* _WHAT IS NEEDED_
Return every entry exactly as written.

** Begin RECORDS SHOWN **

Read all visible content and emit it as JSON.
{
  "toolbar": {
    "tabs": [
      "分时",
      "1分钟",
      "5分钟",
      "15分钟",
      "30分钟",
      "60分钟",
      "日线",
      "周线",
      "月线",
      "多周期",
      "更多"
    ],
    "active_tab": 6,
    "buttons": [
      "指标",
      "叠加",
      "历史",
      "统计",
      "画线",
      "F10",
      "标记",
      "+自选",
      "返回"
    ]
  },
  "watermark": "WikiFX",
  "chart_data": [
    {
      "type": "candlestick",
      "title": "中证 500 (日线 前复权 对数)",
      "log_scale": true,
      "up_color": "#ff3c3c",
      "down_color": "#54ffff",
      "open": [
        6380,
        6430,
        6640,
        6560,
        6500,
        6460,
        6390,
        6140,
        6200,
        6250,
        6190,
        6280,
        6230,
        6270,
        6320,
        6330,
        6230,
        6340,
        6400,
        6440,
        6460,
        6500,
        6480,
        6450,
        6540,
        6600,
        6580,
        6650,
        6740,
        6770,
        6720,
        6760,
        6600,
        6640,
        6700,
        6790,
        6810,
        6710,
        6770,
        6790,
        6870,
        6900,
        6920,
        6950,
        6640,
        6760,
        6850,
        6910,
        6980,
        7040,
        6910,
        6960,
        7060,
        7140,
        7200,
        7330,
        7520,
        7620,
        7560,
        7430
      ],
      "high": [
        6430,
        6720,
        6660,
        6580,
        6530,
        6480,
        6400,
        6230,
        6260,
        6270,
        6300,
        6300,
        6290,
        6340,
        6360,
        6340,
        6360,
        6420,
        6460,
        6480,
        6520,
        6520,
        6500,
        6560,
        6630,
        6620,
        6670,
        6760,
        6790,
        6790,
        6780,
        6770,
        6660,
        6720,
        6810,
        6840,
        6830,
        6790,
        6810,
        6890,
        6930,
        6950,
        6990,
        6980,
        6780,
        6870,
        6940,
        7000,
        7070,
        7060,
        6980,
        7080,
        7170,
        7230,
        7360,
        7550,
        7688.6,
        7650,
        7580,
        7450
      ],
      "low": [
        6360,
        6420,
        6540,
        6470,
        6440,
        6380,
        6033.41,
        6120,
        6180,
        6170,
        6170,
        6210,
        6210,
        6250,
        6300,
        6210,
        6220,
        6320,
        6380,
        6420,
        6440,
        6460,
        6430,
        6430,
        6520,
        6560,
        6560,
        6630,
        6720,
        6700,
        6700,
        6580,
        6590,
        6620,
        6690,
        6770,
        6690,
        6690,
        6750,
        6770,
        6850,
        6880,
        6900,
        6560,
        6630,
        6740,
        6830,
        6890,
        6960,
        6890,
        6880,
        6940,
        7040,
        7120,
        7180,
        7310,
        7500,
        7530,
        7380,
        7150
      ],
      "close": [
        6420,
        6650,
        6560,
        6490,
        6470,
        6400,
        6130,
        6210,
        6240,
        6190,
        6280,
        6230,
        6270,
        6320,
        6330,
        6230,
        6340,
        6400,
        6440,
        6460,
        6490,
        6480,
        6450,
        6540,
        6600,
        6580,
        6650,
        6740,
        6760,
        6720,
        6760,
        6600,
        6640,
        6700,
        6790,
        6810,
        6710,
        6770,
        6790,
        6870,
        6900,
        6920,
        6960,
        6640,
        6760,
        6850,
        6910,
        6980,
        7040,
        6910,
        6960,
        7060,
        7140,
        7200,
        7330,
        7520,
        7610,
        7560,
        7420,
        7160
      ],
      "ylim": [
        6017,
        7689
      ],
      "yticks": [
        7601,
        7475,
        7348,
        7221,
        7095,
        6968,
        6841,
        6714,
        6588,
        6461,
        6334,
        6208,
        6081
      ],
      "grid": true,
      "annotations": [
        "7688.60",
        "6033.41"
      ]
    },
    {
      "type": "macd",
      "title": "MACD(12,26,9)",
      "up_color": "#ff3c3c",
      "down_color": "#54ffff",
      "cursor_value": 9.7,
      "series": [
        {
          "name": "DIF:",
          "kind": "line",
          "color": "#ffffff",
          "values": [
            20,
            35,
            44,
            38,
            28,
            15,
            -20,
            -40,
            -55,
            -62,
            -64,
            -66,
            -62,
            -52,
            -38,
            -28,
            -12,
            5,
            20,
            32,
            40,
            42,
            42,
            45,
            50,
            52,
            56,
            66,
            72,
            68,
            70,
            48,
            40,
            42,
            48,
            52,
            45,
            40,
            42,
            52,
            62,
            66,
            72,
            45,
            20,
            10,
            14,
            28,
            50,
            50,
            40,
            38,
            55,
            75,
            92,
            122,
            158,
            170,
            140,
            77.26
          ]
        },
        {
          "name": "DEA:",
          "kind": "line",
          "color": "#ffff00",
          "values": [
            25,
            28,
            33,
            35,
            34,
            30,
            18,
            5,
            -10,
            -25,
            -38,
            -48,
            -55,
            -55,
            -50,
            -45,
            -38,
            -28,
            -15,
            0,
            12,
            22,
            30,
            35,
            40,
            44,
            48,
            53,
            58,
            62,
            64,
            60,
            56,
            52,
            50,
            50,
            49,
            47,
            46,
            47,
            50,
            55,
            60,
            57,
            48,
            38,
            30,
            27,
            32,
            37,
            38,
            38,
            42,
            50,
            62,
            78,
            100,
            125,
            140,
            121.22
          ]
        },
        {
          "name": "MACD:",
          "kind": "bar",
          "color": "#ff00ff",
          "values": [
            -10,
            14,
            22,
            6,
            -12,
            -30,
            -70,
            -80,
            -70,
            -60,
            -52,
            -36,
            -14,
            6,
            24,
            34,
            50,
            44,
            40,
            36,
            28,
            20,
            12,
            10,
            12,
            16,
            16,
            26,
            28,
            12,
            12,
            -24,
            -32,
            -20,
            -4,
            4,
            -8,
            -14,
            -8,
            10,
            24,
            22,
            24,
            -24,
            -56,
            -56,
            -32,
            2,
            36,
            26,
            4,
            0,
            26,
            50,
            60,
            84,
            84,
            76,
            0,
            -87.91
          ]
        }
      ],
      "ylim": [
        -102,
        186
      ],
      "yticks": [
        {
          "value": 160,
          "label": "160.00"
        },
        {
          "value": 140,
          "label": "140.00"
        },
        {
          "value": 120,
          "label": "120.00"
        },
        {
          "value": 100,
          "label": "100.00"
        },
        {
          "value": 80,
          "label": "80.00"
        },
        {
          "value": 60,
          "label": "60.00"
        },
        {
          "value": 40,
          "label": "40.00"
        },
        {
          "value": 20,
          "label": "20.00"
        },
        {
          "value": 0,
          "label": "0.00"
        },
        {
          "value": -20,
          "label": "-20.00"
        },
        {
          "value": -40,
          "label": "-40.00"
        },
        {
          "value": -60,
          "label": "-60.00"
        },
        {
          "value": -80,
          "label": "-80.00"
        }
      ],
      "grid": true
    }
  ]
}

** End RECORDS SHOWN **

* _THE RESPONSE_
Read all visible content and emit it as JSON.
{
  "toolbar": {
    "tabs": [
      "分时",
      "1分钟",
      "5分钟",
      "15分钟",
      "30分钟",
      "60分钟",
      "日线",
      "周线",
      "月线",
      "多周期",
      "更多"
    ],
    "active_tab": 6,
    "buttons": [
      "指标",
      "叠加",
      "历史",
      "统计",
      "画线",
      "F10",
      "标记",
      "+自选",
      "返回"
    ]
  },
  "watermark": "WikiFX",
  "chart_data": [
    {
      "type": "candlestick",
      "title": "中证 500 (日线 前复权 对数)",
      "log_scale": true,
      "up_color": "#ff3c3c",
      "down_color": "#54ffff",
      "open": [
        6380,
        6430,
        6640,
        6560,
        6500,
        6460,
        6390,
        6140,
        6200,
        6250,
        6190,
        6280,
        6230,
        6270,
        6320,
        6330,
        6230,
        6340,
        6400,
        6440,
        6460,
        6500,
        6480,
        6450,
        6540,
        6600,
        6580,
        6650,
        6740,
        6770,
        6720,
        6760,
        6600,
        6640,
        6700,
        6790,
        6810,
        6710,
        6770,
        6790,
        6870,
        6900,
        6920,
        6950,
        6640,
        6760,
        6850,
        6910,
        6980,
        7040,
        6910,
        6960,
        7060,
        7140,
        7200,
        7330,
        7520,
        7620,
        7560,
        7430
      ],
      "high": [
        6430,
        6720,
        6660,
        6580,
        6530,
        6480,
        6400,
        6230,
        6260,
        6270,
        6300,
        6300,
        6290,
        6340,
        6360,
        6340,
        6360,
        6420,
        6460,
        6480,
        6520,
        6520,
        6500,
        6560,
        6630,
        6620,
        6670,
        6760,
        6790,
        6790,
        6780,
        6770,
        6660,
        6720,
        6810,
        6840,
        6830,
        6790,
        6810,
        6890,
        6930,
        6950,
        6990,
        6980,
        6780,
        6870,
        6940,
        7000,
        7070,
        7060,
        6980,
        7080,
        7170,
        7230,
        7360,
        7550,
        7688.6,
        7650,
        7580,
        7450
      ],
      "low": [
        6360,
        6420,
        6540,
        6470,
        6440,
        6380,
        6033.41,
        6120,
        6180,
        6170,
        6170,
        6210,
        6210,
        6250,
        6300,
        6210,
        6220,
        6320,
        6380,
        6420,
        6440,
        6460,
        6430,
        6430,
        6520,
        6560,
        6560,
        6630,
        6720,
        6700,
        6700,
        6580,
        6590,
        6620,
        6690,
        6770,
        6690,
        6690,
        6750,
        6770,
        6850,
        6880,
        6900,
        6560,
        6630,
        6740,
        6830,
        6890,
        6960,
        6890,
        6880,
        6940,
        7040,
        7120,
        7180,
        7310,
        7500,
        7530,
        7380,
        7150
      ],
      "close": [
        6420,
        6650,
        6560,
        6490,
        6470,
        6400,
        6130,
        6210,
        6240,
        6190,
        6280,
        6230,
        6270,
        6320,
        6330,
        6230,
        6340,
        6400,
        6440,
        6460,
        6490,
        6480,
        6450,
        6540,
        6600,
        6580,
        6650,
        6740,
        6760,
        6720,
        6760,
        6600,
        6640,
        6700,
        6790,
        6810,
        6710,
        6770,
        6790,
        6870,
        6900,
        6920,
        6960,
        6640,
        6760,
        6850,
        6910,
        6980,
        7040,
        6910,
        6960,
        7060,
        7140,
        7200,
        7330,
        7520,
        7610,
        7560,
        7420,
        7160
      ],
      "ylim": [
        6017,
        7689
      ],
      "yticks": [
        7601,
        7475,
        7348,
        7221,
        7095,
        6968,
        6841,
        6714,
        6588,
        6461,
        6334,
        6208,
        6081
      ],
      "grid": true,
      "annotations": [
        "7688.60",
        "6033.41"
      ]
    },
    {
      "type": "macd",
      "title": "MACD(12,26,9)",
      "up_color": "#ff3c3c",
      "down_color": "#54ffff",
      "cursor_value": 9.7,
      "series": [
        {
          "name": "DIF:",
          "kind": "line",
          "color": "#ffffff",
          "values": [
            20,
            35,
            44,
            38,
            28,
            15,
            -20,
            -40,
            -55,
            -62,
            -64,
            -66,
            -62,
            -52,
            -38,
            -28,
            -12,
            5,
            20,
            32,
            40,
            42,
            42,
            45,
            50,
            52,
            56,
            66,
            72,
            68,
            70,
            48,
            40,
            42,
            48,
            52,
            45,
            40,
            42,
            52,
            62,
            66,
            72,
            45,
            20,
            10,
            14,
            28,
            50,
            50,
            40,
            38,
            55,
            75,
            92,
            122,
            158,
            170,
            140,
            77.26
          ]
        },
        {
          "name": "DEA:",
          "kind": "line",
          "color": "#ffff00",
          "values": [
            25,
            28,
            33,
            35,
            34,
            30,
            18,
            5,
            -10,
            -25,
            -38,
            -48,
            -55,
            -55,
            -50,
            -45,
            -38,
            -28,
            -15,
            0,
            12,
            22,
            30,
            35,
            40,
            44,
            48,
            53,
            58,
            62,
            64,
            60,
            56,
            52,
            50,
            50,
            49,
            47,
            46,
            47,
            50,
            55,
            60,
            57,
            48,
            38,
            30,
            27,
            32,
            37,
            38,
            38,
            42,
            50,
            62,
            78,
            100,
            125,
            140,
            121.22
          ]
        },
        {
          "name": "MACD:",
          "kind": "bar",
          "color": "#ff00ff",
          "values": [
            -10,
            14,
            22,
            6,
            -12,
            -30,
            -70,
            -80,
            -70,
            -60,
            -52,
            -36,
            -14,
            6,
            24,
            34,
            50,
            44,
            40,
            36,
            28,
            20,
            12,
            10,
            12,
            16,
            16,
            26,
            28,
            12,
            12,
            -24,
            -32,
            -20,
            -4,
            4,
            -8,
            -14,
            -8,
            10,
            24,
            22,
            24,
            -24,
            -56,
            -56,
            -32,
            2,
            36,
            26,
            4,
            0,
            26,
            50,
            60,
            84,
            84,
            76,
            0,
            -87.91
          ]
        }
      ],
      "ylim": [
        -102,
        186
      ],
      "yticks": [
        {
          "value": 160,
          "label": "160.00"
        },
        {
          "value": 140,
          "label": "140.00"
        },
        {
          "value": 120,
          "label": "120.00"
        },
        {
          "value": 100,
          "label": "100.00"
        },
        {
          "value": 80,
          "label": "80.00"
        },
        {
          "value": 60,
          "label": "60.00"
        },
        {
          "value": 40,
          "label": "40.00"
        },
        {
          "value": 20,
          "label": "20.00"
        },
        {
          "value": 0,
          "label": "0.00"
        },
        {
          "value": -20,
          "label": "-20.00"
        },
        {
          "value": -40,
          "label": "-40.00"
        },
        {
          "value": -60,
          "label": "-60.00"
        },
        {
          "value": -80,
          "label": "-80.00"
        }
      ],
      "grid": true
    }
  ]
}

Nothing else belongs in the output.